> _Task data_
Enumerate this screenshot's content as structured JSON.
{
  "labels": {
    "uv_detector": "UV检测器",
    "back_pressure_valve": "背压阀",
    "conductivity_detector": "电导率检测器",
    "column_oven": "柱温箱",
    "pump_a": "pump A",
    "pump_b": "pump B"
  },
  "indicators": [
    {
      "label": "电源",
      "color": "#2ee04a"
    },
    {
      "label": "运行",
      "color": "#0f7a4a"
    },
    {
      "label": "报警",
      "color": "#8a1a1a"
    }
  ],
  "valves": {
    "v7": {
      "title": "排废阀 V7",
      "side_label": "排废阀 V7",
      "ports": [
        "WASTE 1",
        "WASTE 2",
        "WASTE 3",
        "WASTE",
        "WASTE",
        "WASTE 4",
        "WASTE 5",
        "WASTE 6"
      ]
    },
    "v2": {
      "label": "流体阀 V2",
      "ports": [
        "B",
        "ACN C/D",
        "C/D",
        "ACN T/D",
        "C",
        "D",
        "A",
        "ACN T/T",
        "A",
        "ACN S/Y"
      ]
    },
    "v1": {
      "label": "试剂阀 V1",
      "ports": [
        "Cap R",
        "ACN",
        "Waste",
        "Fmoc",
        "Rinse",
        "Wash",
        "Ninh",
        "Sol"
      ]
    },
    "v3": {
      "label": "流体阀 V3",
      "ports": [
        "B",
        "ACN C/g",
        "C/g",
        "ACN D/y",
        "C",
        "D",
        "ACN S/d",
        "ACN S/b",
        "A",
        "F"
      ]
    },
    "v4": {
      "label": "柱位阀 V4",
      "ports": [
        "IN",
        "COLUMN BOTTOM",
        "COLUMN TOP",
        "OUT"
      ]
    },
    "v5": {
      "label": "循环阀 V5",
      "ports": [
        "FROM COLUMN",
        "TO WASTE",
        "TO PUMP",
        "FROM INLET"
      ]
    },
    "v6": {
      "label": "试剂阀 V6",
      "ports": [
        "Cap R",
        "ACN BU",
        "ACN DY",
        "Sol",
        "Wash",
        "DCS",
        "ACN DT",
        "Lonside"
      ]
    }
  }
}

> _Given instruction_
Print all of the entries exactly as they appear.

> _Result for this exercise_
Enumerate this screenshot's content as structured JSON.
{
  "labels": {
    "uv_detector": "UV检测器",
    "back_pressure_valve": "背压阀",
    "conductivity_detector": "电导率检测器",
    "column_oven": "柱温箱",
    "pump_a": "pump A",
    "pump_b": "pump B"
  },
  "indicators": [
    {
      "label": "电源",
      "color": "#2ee04a"
    },
    {
      "label": "运行",
      "color": "#0f7a4a"
    },
    {
      "label": "报警",
      "color": "#8a1a1a"
    }
  ],
  "valves": {
    "v7": {
      "title": "排废阀 V7",
      "side_label": "排废阀 V7",
      "ports": [
        "WASTE 1",
        "WASTE 2",
        "WASTE 3",
        "WASTE",
        "WASTE",
        "WASTE 4",
        "WASTE 5",
        "WASTE 6"
      ]
    },
    "v2": {
      "label": "流体阀 V2",
      "ports": [
        "B",
        "ACN C/D",
        "C/D",
        "ACN T/D",
        "C",
        "D",
        "A",
        "ACN T/T",
        "A",
        "ACN S/Y"
      ]
    },
    "v1": {
      "label": "试剂阀 V1",
      "ports": [
        "Cap R",
        "ACN",
        "Waste",
        "Fmoc",
        "Rinse",
        "Wash",
        "Ninh",
        "Sol"
      ]
    },
    "v3": {
      "label": "流体阀 V3",
      "ports": [
        "B",
        "ACN C/g",
        "C/g",
        "ACN D/y",
        "C",
        "D",
        "ACN S/d",
        "ACN S/b",
        "A",
        "F"
      ]
    },
    "v4": {
      "label": "柱位阀 V4",
      "ports": [
        "IN",
        "COLUMN BOTTOM",
        "COLUMN TOP",
        "OUT"
      ]
    },
    "v5": {
      "label": "循环阀 V5",
      "ports": [
        "FROM COLUMN",
        "TO WASTE",
        "TO PUMP",
        "FROM INLET"
      ]
    },
    "v6": {
      "label": "试剂阀 V6",
      "ports": [
        "Cap R",
        "ACN BU",
        "ACN DY",
        "Sol",
        "Wash",
        "DCS",
        "ACN DT",
        "Lonside"
      ]
    }
  }
}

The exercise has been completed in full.